Start of Extracted records
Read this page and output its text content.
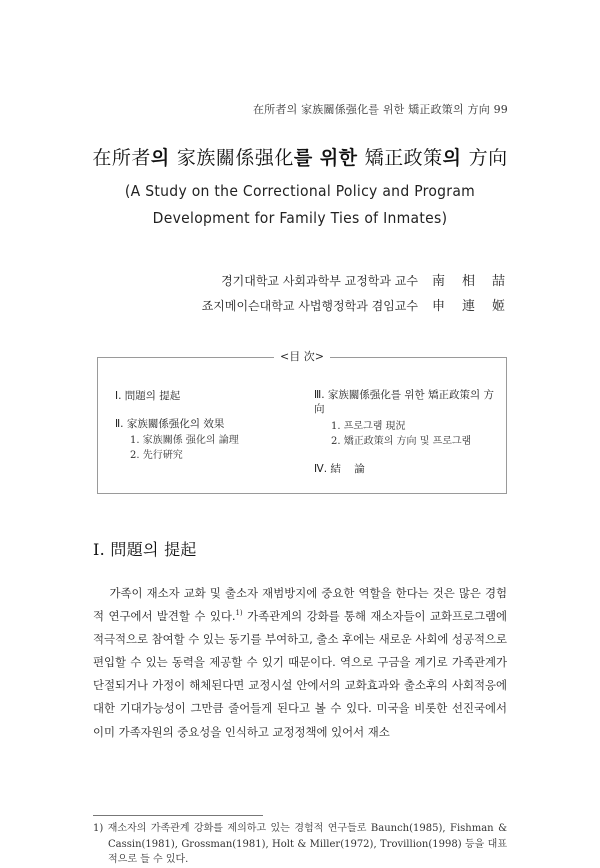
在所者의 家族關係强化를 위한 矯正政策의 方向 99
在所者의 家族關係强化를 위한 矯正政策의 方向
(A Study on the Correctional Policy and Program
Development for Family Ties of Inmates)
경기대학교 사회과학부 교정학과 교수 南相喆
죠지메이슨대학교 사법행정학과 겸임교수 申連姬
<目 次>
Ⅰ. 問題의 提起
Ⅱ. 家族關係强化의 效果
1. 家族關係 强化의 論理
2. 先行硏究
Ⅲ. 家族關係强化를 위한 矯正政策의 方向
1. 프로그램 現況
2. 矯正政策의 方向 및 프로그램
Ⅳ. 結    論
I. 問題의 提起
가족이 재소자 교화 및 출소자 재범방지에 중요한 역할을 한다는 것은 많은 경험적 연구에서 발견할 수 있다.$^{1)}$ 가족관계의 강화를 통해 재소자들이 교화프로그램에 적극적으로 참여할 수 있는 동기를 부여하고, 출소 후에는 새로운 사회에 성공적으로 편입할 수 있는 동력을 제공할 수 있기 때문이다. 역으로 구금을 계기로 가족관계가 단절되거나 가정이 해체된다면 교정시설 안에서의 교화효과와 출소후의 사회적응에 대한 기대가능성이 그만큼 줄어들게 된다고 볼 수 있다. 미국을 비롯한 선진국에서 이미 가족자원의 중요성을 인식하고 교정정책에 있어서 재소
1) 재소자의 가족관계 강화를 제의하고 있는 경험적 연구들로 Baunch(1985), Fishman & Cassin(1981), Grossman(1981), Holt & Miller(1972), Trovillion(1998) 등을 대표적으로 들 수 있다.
End of Extracted records
Start of Extracted records
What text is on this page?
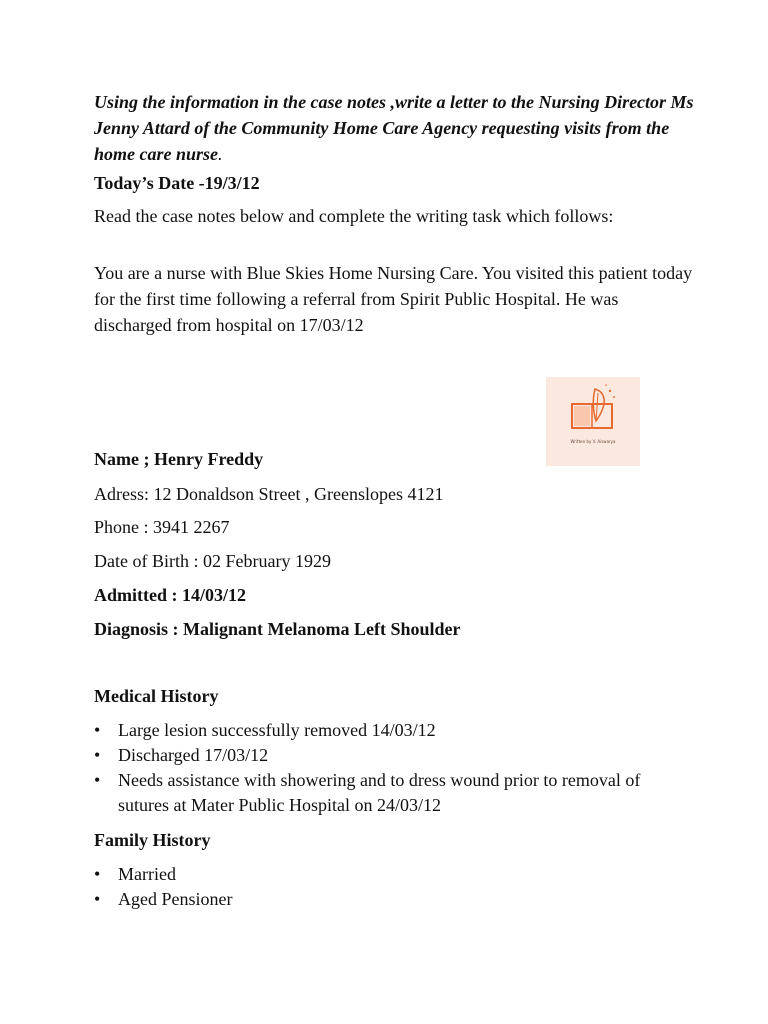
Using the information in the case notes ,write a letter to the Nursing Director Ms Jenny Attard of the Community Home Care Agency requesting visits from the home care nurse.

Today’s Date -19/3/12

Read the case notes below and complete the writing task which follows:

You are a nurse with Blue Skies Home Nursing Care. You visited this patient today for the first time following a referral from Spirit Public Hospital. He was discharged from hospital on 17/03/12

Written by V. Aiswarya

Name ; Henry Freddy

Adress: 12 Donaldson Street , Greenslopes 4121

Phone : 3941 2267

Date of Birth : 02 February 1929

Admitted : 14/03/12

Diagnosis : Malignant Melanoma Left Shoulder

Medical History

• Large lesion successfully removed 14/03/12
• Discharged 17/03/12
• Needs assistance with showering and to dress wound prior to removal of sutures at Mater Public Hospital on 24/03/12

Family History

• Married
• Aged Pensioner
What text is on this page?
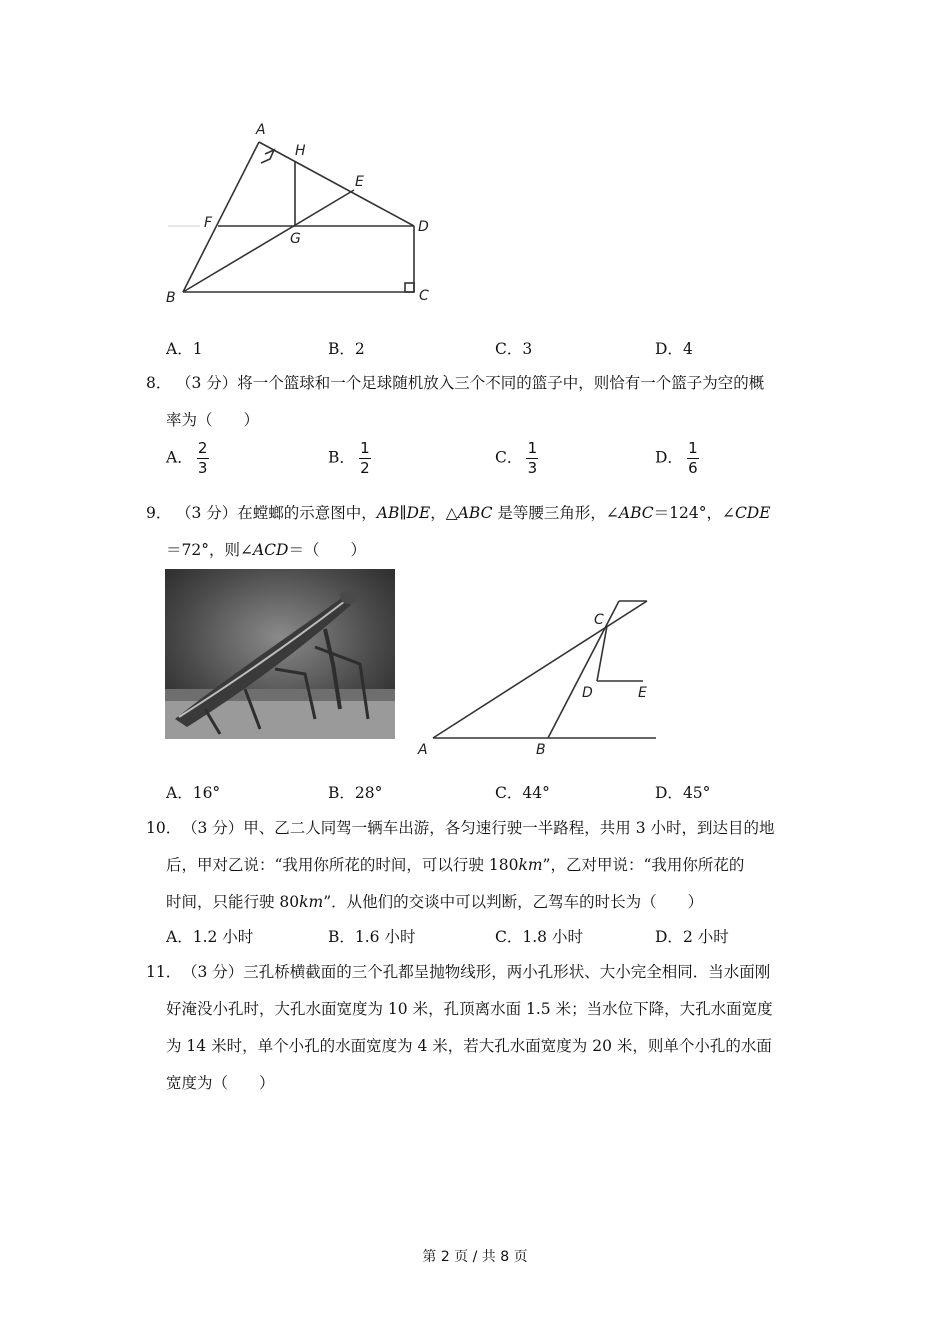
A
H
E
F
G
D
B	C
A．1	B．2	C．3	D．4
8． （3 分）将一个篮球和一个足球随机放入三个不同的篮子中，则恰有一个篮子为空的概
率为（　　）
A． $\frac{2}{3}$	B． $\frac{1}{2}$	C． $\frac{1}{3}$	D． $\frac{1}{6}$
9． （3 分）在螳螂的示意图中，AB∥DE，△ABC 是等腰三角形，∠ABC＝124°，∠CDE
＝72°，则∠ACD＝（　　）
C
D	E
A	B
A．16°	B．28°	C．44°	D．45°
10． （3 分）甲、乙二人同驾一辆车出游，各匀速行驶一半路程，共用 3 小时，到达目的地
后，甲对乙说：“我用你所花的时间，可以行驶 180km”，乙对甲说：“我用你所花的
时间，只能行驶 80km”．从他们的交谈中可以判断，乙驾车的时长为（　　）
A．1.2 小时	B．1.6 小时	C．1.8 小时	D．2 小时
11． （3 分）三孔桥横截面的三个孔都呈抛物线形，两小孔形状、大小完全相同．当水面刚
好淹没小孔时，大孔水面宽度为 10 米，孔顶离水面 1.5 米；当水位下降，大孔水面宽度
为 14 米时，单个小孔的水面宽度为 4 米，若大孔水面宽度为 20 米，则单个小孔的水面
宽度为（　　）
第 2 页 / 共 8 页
End of Extracted records
◆ **Task prompt**: Find the word "Family" in the records and pull out each line that has it.

◆ **Final answer**:
Development for Family Ties of Inmates)
Family History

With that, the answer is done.